**EXERCISE PROMPT:**
Transcribe every line of the records verbatim.

**INPUT MATERIAL:**

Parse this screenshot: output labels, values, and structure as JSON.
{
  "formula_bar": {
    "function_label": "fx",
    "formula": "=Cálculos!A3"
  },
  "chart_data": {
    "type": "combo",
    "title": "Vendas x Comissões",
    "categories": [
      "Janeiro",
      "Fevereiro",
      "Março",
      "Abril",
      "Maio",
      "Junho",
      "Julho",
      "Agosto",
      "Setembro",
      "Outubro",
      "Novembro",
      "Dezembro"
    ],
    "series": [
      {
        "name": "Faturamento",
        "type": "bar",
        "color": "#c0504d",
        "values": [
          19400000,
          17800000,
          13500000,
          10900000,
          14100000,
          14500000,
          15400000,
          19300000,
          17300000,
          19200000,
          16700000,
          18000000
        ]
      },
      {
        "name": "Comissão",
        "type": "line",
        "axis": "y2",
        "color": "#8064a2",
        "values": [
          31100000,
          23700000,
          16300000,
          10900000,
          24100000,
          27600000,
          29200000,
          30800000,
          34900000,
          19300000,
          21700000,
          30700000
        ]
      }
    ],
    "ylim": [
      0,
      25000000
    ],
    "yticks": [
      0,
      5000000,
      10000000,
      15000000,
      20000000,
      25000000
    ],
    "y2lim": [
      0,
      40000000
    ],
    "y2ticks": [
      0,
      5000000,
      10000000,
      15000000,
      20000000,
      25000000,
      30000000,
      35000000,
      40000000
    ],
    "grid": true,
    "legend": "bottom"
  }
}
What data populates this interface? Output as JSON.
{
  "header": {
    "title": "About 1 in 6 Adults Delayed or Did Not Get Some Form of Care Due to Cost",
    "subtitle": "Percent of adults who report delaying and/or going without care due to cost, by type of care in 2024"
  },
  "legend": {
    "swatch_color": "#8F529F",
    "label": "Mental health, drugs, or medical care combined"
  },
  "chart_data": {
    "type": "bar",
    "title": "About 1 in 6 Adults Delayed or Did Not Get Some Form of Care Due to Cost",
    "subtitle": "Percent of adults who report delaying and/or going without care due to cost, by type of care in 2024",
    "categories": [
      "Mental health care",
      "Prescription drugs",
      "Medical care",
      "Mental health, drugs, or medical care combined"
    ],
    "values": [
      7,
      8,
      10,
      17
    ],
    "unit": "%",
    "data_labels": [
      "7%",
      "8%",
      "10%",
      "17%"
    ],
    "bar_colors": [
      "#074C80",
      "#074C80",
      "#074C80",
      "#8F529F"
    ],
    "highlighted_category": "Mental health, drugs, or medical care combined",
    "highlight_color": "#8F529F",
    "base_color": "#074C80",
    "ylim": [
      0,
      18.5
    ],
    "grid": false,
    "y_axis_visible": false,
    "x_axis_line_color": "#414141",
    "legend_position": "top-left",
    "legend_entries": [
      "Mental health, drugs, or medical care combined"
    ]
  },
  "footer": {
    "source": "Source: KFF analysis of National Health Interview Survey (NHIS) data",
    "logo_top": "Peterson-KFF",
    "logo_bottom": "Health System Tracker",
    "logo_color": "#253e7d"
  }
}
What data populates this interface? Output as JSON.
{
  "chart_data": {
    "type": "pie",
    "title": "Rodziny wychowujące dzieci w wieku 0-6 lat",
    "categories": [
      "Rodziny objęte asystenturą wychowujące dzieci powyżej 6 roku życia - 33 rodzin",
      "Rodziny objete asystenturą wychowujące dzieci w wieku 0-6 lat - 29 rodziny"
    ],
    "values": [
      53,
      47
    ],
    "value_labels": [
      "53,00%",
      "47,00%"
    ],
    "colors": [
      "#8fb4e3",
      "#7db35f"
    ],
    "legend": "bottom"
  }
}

**ANSWER FOR THIS EXERCISE:**
Parse this screenshot: output labels, values, and structure as JSON.
{
  "formula_bar": {
    "function_label": "fx",
    "formula": "=Cálculos!A3"
  },
  "chart_data": {
    "type": "combo",
    "title": "Vendas x Comissões",
    "categories": [
      "Janeiro",
      "Fevereiro",
      "Março",
      "Abril",
      "Maio",
      "Junho",
      "Julho",
      "Agosto",
      "Setembro",
      "Outubro",
      "Novembro",
      "Dezembro"
    ],
    "series": [
      {
        "name": "Faturamento",
        "type": "bar",
        "color": "#c0504d",
        "values": [
          19400000,
          17800000,
          13500000,
          10900000,
          14100000,
          14500000,
          15400000,
          19300000,
          17300000,
          19200000,
          16700000,
          18000000
        ]
      },
      {
        "name": "Comissão",
        "type": "line",
        "axis": "y2",
        "color": "#8064a2",
        "values": [
          31100000,
          23700000,
          16300000,
          10900000,
          24100000,
          27600000,
          29200000,
          30800000,
          34900000,
          19300000,
          21700000,
          30700000
        ]
      }
    ],
    "ylim": [
      0,
      25000000
    ],
    "yticks": [
      0,
      5000000,
      10000000,
      15000000,
      20000000,
      25000000
    ],
    "y2lim": [
      0,
      40000000
    ],
    "y2ticks": [
      0,
      5000000,
      10000000,
      15000000,
      20000000,
      25000000,
      30000000,
      35000000,
      40000000
    ],
    "grid": true,
    "legend": "bottom"
  }
}
What data populates this interface? Output as JSON.
{
  "header": {
    "title": "About 1 in 6 Adults Delayed or Did Not Get Some Form of Care Due to Cost",
    "subtitle": "Percent of adults who report delaying and/or going without care due to cost, by type of care in 2024"
  },
  "legend": {
    "swatch_color": "#8F529F",
    "label": "Mental health, drugs, or medical care combined"
  },
  "chart_data": {
    "type": "bar",
    "title": "About 1 in 6 Adults Delayed or Did Not Get Some Form of Care Due to Cost",
    "subtitle": "Percent of adults who report delaying and/or going without care due to cost, by type of care in 2024",
    "categories": [
      "Mental health care",
      "Prescription drugs",
      "Medical care",
      "Mental health, drugs, or medical care combined"
    ],
    "values": [
      7,
      8,
      10,
      17
    ],
    "unit": "%",
    "data_labels": [
      "7%",
      "8%",
      "10%",
      "17%"
    ],
    "bar_colors": [
      "#074C80",
      "#074C80",
      "#074C80",
      "#8F529F"
    ],
    "highlighted_category": "Mental health, drugs, or medical care combined",
    "highlight_color": "#8F529F",
    "base_color": "#074C80",
    "ylim": [
      0,
      18.5
    ],
    "grid": false,
    "y_axis_visible": false,
    "x_axis_line_color": "#414141",
    "legend_position": "top-left",
    "legend_entries": [
      "Mental health, drugs, or medical care combined"
    ]
  },
  "footer": {
    "source": "Source: KFF analysis of National Health Interview Survey (NHIS) data",
    "logo_top": "Peterson-KFF",
    "logo_bottom": "Health System Tracker",
    "logo_color": "#253e7d"
  }
}
What data populates this interface? Output as JSON.
{
  "chart_data": {
    "type": "pie",
    "title": "Rodziny wychowujące dzieci w wieku 0-6 lat",
    "categories": [
      "Rodziny objęte asystenturą wychowujące dzieci powyżej 6 roku życia - 33 rodzin",
      "Rodziny objete asystenturą wychowujące dzieci w wieku 0-6 lat - 29 rodziny"
    ],
    "values": [
      53,
      47
    ],
    "value_labels": [
      "53,00%",
      "47,00%"
    ],
    "colors": [
      "#8fb4e3",
      "#7db35f"
    ],
    "legend": "bottom"
  }
}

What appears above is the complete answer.